Exercise details:
Work through the material below line by line and say how many lines include the word "JSON". Only the number, please.

---

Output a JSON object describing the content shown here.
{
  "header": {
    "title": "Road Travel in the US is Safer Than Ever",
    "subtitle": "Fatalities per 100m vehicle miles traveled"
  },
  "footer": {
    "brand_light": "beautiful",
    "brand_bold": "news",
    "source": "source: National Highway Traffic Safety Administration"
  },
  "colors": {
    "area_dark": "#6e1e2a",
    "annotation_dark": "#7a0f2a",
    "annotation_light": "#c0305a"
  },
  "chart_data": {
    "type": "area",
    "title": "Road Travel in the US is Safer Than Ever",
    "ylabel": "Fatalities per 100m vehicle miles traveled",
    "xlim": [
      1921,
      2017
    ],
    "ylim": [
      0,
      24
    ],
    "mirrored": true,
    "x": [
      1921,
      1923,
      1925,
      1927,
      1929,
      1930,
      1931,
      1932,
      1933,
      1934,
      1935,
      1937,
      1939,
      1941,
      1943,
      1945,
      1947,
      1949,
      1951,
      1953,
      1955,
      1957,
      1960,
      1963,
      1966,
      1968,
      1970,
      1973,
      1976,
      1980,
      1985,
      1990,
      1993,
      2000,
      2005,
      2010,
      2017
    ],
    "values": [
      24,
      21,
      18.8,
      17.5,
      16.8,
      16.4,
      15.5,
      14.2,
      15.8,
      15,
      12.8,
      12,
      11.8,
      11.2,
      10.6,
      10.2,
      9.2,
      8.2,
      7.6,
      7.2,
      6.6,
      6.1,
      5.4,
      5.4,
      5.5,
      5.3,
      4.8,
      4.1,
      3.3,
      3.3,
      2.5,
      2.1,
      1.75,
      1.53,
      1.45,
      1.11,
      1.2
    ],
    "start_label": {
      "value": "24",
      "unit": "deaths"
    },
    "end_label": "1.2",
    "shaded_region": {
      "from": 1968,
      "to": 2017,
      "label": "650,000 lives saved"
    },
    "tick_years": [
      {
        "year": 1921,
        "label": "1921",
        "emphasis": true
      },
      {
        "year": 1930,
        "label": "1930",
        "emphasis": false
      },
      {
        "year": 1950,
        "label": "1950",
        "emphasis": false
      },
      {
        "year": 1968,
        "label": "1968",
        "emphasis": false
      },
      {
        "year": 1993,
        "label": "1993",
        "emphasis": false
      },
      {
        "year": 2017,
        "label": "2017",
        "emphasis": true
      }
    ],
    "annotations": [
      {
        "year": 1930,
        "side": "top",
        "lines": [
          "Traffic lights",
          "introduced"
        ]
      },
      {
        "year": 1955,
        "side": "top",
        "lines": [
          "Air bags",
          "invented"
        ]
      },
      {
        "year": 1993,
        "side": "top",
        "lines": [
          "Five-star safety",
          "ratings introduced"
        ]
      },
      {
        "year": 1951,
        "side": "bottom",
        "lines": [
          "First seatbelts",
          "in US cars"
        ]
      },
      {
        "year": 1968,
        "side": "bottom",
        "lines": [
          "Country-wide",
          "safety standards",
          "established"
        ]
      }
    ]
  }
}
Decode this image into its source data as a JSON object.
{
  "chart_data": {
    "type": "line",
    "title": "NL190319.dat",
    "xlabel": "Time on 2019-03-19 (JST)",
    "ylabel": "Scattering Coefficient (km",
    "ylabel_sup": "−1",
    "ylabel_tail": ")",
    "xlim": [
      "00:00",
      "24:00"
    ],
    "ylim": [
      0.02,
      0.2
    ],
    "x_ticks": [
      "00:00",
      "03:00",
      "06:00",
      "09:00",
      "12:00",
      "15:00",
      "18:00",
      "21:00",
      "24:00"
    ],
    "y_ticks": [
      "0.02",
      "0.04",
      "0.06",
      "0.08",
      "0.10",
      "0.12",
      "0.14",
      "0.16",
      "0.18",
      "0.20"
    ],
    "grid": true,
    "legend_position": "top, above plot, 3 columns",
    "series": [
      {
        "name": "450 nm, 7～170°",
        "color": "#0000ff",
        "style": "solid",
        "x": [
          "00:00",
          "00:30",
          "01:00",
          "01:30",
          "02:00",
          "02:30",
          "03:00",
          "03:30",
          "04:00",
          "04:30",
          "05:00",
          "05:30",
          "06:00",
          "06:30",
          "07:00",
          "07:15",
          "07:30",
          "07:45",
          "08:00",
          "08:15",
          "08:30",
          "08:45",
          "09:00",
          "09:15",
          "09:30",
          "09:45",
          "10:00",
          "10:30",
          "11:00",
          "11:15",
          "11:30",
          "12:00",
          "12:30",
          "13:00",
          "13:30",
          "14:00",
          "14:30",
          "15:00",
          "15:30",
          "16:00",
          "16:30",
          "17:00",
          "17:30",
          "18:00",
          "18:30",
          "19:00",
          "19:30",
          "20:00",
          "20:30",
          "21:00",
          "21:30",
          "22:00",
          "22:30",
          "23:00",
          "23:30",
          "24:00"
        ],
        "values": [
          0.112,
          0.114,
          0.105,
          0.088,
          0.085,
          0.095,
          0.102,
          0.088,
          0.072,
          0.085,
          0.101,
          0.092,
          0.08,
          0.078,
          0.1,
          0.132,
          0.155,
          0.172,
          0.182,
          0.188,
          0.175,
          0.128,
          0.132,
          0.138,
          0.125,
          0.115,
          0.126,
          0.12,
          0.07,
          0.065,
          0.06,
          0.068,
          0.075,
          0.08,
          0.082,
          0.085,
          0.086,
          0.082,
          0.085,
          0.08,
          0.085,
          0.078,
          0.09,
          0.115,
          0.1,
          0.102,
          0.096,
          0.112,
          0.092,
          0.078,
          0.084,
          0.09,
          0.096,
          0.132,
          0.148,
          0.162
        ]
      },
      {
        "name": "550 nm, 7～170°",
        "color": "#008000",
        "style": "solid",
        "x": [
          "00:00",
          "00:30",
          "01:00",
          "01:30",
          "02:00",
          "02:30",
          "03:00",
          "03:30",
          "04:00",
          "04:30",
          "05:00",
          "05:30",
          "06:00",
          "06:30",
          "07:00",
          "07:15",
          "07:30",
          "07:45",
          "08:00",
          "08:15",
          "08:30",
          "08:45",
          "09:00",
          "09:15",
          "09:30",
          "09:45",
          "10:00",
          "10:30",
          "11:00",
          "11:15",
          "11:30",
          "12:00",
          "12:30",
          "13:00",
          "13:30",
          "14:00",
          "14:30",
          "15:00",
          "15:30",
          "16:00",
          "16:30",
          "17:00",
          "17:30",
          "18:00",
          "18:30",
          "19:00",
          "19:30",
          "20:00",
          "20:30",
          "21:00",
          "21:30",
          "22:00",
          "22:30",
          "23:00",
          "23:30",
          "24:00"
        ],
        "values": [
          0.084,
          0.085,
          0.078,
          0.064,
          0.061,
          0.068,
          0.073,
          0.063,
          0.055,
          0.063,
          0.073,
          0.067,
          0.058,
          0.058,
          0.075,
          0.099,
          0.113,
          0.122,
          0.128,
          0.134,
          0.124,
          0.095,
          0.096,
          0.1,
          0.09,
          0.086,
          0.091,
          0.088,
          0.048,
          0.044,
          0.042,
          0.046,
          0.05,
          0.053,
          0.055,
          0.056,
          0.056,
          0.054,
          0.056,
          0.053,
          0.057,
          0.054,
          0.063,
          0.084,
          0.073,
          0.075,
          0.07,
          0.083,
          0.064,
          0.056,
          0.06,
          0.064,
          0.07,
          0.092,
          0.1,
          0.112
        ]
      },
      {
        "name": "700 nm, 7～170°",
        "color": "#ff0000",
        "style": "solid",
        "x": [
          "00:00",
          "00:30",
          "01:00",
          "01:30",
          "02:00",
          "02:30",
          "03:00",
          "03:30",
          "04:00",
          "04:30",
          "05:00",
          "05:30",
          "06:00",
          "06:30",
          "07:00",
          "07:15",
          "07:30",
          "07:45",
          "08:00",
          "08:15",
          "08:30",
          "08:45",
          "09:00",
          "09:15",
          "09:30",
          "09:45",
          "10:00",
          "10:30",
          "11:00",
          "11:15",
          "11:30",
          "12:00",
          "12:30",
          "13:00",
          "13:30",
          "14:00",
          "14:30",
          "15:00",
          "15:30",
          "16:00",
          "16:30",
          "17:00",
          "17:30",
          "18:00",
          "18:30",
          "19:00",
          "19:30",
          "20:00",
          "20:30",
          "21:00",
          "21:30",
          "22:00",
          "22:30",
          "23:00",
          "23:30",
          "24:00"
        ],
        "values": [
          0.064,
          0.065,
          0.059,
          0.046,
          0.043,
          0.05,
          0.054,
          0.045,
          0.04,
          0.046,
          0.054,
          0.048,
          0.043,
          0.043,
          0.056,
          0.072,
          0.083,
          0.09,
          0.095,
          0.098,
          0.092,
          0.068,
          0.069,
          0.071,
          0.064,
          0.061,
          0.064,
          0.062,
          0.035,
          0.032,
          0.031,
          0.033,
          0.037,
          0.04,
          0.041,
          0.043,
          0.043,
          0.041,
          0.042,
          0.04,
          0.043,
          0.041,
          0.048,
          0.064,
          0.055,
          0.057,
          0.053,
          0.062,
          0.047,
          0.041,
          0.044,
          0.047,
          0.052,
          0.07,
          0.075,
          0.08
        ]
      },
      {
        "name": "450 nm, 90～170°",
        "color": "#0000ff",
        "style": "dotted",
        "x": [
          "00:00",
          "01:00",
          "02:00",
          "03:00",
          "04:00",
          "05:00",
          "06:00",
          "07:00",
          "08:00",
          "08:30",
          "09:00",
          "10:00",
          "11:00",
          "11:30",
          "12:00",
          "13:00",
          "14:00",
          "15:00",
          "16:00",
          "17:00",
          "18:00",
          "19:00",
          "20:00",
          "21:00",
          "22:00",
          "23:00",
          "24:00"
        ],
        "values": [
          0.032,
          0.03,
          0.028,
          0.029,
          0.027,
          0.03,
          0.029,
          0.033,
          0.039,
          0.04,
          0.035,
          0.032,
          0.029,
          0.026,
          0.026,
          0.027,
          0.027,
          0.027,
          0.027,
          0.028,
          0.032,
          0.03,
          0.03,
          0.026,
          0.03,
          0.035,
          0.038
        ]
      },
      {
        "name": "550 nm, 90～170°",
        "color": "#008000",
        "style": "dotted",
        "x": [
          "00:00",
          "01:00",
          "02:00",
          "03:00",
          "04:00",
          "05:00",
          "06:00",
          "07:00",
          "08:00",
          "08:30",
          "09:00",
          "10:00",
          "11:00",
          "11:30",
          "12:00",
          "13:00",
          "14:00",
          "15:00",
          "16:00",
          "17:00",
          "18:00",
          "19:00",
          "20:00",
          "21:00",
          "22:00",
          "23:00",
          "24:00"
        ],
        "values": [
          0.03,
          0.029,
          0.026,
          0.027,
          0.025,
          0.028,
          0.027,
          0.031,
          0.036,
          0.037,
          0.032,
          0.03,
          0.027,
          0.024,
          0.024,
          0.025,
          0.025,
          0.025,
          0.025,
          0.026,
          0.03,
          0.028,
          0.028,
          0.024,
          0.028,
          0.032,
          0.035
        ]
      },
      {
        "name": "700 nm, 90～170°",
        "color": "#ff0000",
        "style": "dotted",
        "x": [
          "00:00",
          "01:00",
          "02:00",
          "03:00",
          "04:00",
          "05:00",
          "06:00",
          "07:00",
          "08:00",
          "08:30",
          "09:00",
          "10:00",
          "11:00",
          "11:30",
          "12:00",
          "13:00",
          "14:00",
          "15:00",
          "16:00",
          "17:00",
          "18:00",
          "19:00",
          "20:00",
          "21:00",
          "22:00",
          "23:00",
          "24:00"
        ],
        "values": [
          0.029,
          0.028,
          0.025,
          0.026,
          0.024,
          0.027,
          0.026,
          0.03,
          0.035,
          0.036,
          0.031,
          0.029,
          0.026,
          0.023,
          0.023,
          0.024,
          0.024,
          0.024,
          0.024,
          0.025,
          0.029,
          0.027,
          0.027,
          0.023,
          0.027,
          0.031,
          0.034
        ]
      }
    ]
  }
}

---

Expected answer:
2